You need to clear your cache each time, otherwise you will not see the right results for the code you just changed.
***
Thanks, I will. Is there a browser that is best to use (read most reliable at actually clearing its cache when told to?) when implementing these? I would hate to be running in circles thinking I am doing something wrong when actually it's IE not clearing its cache even though I am telling it to.
If $1 contains the / at the beginning of it, then you can do this:
RewriteRule (.*) http://example.com$1
***
I guess I should implement your example above and text that out since I am working in a vhost.conf file - am I mistaken to think that I am only getting a double / in Firefox? Shouldnt that happen in all clients?
Should I implement a redirect for example.com/index.htm to example.com? I know there are links on the net pointing there.
Where is the most server efficient spot to redirect individual pages? In a configuration file with a redirectMatch?

(Document structure recognition data)
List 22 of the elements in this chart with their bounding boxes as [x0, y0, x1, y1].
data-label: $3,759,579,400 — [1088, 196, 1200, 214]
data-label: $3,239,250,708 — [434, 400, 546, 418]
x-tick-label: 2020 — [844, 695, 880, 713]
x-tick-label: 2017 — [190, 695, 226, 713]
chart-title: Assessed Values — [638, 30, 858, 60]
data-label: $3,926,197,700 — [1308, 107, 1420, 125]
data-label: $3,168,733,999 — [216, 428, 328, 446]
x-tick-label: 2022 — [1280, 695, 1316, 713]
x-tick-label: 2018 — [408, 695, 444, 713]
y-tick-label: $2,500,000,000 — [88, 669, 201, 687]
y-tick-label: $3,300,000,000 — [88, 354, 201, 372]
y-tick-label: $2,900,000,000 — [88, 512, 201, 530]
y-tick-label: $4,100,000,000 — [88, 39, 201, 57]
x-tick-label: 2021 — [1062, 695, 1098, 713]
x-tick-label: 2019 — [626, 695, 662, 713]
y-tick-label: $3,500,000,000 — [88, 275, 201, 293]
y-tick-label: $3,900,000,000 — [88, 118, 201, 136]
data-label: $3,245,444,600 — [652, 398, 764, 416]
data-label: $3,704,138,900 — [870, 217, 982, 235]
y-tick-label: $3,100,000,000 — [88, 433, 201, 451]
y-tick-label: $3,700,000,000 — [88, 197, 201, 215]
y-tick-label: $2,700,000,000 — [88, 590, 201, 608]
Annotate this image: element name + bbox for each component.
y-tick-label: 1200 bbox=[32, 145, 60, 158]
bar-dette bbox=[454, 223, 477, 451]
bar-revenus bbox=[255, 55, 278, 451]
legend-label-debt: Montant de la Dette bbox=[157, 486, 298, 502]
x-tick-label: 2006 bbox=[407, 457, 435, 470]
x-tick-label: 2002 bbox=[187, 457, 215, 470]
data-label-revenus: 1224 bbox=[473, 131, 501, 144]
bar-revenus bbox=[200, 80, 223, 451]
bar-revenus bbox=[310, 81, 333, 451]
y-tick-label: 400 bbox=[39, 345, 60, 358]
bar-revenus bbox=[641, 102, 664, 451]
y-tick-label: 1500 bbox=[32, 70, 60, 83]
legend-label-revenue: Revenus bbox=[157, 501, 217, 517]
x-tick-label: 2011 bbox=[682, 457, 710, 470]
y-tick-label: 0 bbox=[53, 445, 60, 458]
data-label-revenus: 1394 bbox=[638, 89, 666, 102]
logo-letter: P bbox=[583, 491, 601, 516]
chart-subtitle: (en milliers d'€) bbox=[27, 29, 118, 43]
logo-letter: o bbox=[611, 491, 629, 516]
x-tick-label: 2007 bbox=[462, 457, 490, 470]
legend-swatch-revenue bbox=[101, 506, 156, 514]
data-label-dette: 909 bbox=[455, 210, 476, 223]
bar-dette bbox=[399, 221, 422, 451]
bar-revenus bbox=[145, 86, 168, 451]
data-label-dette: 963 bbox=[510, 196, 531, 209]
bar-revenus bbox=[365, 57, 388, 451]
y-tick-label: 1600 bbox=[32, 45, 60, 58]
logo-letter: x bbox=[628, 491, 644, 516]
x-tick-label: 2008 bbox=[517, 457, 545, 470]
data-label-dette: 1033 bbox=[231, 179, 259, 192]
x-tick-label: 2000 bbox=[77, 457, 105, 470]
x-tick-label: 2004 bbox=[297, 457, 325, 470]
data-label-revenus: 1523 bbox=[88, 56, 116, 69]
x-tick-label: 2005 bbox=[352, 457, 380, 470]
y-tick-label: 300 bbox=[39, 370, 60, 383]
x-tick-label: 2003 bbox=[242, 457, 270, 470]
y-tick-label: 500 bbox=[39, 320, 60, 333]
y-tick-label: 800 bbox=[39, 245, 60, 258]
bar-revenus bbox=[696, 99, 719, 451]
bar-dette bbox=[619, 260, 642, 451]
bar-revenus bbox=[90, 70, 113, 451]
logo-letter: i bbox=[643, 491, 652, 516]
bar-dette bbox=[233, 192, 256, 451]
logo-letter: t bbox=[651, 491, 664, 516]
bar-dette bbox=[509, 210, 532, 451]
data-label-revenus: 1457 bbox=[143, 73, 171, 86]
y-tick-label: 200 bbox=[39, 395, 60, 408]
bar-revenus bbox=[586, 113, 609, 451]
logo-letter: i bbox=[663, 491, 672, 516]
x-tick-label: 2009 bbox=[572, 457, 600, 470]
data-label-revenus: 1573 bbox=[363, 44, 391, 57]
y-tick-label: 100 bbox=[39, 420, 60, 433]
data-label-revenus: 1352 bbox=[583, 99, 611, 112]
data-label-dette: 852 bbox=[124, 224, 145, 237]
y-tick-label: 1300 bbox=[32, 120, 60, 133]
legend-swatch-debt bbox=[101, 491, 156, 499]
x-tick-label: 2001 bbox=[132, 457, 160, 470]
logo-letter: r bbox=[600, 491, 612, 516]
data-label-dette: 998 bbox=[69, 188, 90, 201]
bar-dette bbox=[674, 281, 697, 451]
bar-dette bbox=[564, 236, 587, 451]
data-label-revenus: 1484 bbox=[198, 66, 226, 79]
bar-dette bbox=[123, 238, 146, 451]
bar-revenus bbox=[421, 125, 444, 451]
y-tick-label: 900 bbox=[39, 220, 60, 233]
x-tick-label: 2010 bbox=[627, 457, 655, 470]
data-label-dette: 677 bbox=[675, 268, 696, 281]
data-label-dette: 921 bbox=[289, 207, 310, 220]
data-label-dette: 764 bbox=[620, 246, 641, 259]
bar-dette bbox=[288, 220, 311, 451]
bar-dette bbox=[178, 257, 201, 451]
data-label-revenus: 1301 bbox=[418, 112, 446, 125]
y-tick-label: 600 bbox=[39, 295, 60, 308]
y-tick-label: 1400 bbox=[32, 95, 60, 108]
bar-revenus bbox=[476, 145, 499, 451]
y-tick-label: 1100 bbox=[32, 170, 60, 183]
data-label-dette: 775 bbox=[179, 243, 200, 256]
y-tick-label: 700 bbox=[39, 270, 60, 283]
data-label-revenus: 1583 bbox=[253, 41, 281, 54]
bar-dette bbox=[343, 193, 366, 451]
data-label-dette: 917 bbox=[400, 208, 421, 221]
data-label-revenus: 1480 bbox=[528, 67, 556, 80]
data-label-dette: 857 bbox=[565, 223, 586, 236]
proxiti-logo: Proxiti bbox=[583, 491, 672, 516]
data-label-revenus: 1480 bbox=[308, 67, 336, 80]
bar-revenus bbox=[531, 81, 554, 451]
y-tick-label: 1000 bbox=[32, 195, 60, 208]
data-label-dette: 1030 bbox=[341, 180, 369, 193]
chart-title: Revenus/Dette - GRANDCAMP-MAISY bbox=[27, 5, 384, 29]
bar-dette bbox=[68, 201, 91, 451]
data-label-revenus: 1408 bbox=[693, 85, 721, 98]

▶ _Assignment_: Carry on the forum discussion about rewrite rules and redirects, starting after its last message. None of the items are needed here.

▶ _Response box_:
Thanks so much for your help - this has been killing me! You know what would be amazing would be if some elite Javascript coder put together a Apache simulator app - pick your file location, add your rules, punch in your url and see how things are treated - would probably help people get a lot further in this without the running in circles and google searching on and on.
Thanks,
Ward
Could i write something more abstract in my main server config and set my vhosts to inherit and not have to code for each host?
Something like this?
RewriteEngine on
RewriteCond %{HTTP_HOST} ^www\.
RewriteCond %{HTTP_HOST} (^www\.)([^.])(.*)
RewriteRule ^(.*)$ [%2%3...] [R=301]
I am assuming the implicit AND after a RewriteCond means that if the first RewriteCond makes no match Apache will skipt down until it passes the RewriteRule?
My other thinking is we get a match for www. and so continue with next RewriteCond, the next one makes three matches one is the www. , next is everything till the . , and third is everthing remaining. The rewrite rule discards the first backreference and using #2 and #3 puts essentially everything else back in to the url and prefixes it with http
How off am I? Lol. This wouldnt work for subdomains because it relies on the sites only having one dot in a correctly written tld - but thats fine for me - there are no subdomains in my sites.
Thanks!
Ward
RewriteEngine on
#
RewriteCond %{HTTP_HOST} ^www\.(([^.]+\.)+([^.]+))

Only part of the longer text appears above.